--- Goal ---
Check each line of the data below for the word "name", then extract the ones that have it.

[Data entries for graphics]
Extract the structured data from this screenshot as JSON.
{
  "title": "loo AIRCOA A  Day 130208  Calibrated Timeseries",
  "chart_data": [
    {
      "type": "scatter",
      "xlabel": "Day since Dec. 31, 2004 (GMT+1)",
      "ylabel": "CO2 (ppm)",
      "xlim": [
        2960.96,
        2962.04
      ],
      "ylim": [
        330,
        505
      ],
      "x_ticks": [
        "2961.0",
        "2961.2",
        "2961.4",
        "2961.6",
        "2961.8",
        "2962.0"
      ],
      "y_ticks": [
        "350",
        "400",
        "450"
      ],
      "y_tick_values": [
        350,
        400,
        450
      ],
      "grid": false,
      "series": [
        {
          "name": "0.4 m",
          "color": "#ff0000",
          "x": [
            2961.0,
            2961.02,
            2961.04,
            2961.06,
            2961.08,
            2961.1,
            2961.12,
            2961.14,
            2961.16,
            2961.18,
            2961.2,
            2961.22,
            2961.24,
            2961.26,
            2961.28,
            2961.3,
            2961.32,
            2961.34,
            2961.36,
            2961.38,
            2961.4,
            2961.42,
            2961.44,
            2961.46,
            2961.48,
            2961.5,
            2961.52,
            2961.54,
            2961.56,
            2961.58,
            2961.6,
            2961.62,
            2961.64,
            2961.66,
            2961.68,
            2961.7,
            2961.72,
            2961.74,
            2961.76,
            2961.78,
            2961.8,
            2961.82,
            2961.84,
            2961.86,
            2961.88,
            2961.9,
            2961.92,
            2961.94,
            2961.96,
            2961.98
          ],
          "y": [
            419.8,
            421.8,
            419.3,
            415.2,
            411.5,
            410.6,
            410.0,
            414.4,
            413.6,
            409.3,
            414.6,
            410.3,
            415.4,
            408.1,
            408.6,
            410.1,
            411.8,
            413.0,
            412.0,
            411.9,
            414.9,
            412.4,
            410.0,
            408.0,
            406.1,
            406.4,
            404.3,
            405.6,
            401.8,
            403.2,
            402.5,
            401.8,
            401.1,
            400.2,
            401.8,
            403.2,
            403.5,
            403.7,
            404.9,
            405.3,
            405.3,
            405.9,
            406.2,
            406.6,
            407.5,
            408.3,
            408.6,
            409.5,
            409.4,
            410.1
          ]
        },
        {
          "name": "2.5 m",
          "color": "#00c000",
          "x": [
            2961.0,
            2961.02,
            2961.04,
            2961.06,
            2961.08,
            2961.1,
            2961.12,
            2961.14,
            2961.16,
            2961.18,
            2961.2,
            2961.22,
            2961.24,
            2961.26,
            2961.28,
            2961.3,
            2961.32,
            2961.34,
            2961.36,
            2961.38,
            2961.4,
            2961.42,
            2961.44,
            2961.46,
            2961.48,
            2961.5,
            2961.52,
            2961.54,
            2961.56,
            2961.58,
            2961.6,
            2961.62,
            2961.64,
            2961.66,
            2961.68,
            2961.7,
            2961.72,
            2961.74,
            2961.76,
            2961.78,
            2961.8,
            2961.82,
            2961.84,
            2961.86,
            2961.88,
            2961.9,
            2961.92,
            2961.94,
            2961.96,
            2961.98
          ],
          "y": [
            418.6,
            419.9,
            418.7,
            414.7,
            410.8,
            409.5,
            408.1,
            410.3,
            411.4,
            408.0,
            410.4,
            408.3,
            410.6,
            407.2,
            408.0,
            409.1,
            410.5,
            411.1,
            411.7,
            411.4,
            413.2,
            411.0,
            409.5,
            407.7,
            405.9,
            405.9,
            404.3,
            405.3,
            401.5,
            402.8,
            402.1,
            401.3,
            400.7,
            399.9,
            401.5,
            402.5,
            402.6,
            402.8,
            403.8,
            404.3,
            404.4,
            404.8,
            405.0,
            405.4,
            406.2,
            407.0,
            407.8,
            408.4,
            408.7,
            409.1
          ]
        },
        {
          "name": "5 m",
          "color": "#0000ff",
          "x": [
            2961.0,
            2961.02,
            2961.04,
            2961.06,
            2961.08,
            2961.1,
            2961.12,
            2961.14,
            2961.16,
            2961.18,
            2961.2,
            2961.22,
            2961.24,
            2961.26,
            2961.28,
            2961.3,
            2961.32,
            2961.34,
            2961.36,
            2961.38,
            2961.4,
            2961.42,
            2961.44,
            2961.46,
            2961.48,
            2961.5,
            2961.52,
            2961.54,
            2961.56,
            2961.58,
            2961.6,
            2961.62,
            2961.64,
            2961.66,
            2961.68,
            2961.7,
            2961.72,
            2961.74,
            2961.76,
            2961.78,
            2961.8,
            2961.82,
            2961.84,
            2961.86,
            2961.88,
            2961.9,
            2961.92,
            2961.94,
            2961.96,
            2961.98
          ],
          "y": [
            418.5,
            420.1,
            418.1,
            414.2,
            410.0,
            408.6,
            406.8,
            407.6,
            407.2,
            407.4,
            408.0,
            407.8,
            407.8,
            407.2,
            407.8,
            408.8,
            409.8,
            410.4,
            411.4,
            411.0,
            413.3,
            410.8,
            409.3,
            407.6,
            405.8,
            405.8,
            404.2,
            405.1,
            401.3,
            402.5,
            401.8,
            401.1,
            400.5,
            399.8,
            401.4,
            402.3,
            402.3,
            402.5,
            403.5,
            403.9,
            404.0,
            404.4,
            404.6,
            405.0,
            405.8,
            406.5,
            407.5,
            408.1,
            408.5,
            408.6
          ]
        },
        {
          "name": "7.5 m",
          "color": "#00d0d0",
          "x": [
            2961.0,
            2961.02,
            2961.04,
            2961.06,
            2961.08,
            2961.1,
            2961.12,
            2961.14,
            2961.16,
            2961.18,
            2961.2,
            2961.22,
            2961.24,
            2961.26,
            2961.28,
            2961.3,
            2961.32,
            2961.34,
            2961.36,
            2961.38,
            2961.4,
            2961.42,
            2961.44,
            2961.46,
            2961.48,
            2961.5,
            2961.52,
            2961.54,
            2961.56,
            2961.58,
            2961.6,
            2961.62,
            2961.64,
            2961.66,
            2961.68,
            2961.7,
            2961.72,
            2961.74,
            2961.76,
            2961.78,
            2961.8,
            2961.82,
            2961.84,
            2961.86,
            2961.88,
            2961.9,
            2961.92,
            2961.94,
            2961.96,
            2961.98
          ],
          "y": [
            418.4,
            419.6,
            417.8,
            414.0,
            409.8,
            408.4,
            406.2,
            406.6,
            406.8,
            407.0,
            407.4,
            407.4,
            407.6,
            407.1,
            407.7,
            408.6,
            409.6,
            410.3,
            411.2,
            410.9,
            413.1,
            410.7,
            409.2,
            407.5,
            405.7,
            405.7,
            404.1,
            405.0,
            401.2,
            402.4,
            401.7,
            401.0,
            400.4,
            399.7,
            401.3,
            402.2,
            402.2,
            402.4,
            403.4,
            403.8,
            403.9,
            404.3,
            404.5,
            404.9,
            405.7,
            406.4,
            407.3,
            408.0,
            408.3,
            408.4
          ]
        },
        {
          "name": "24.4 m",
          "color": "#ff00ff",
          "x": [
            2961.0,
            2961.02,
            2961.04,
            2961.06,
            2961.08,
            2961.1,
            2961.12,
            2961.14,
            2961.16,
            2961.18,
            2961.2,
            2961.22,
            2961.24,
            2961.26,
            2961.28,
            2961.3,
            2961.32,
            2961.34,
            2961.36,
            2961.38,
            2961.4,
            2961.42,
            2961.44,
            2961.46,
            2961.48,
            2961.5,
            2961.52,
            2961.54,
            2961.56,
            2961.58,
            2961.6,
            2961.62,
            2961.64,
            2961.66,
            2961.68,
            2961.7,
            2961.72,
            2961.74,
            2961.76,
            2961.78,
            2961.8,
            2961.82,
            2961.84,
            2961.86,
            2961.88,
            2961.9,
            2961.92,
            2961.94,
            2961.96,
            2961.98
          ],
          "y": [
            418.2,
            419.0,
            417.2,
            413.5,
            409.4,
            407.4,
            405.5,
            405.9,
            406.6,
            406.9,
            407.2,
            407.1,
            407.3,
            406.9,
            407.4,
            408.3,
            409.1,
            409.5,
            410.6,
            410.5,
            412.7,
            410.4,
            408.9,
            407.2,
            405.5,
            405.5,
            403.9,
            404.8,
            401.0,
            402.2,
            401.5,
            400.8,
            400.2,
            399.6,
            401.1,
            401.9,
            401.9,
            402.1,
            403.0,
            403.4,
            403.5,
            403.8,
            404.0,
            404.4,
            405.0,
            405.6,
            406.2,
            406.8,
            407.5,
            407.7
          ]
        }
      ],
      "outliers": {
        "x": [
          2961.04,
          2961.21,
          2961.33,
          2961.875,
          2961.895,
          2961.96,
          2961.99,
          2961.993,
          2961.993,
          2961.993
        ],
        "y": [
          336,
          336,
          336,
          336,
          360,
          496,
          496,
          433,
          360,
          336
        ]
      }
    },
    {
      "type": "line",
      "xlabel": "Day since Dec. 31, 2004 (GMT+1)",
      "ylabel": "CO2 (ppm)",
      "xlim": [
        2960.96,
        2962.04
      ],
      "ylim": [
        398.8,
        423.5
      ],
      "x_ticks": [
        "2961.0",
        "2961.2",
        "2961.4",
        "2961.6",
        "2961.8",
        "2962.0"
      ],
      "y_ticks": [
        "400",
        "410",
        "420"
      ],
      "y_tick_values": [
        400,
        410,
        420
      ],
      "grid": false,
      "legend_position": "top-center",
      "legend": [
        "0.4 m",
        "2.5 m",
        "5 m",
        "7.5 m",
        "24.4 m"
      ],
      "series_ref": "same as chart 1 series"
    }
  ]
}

--- Solution to this task ---
          "name": "0.4 m",
          "name": "2.5 m",
          "name": "5 m",
          "name": "7.5 m",
          "name": "24.4 m",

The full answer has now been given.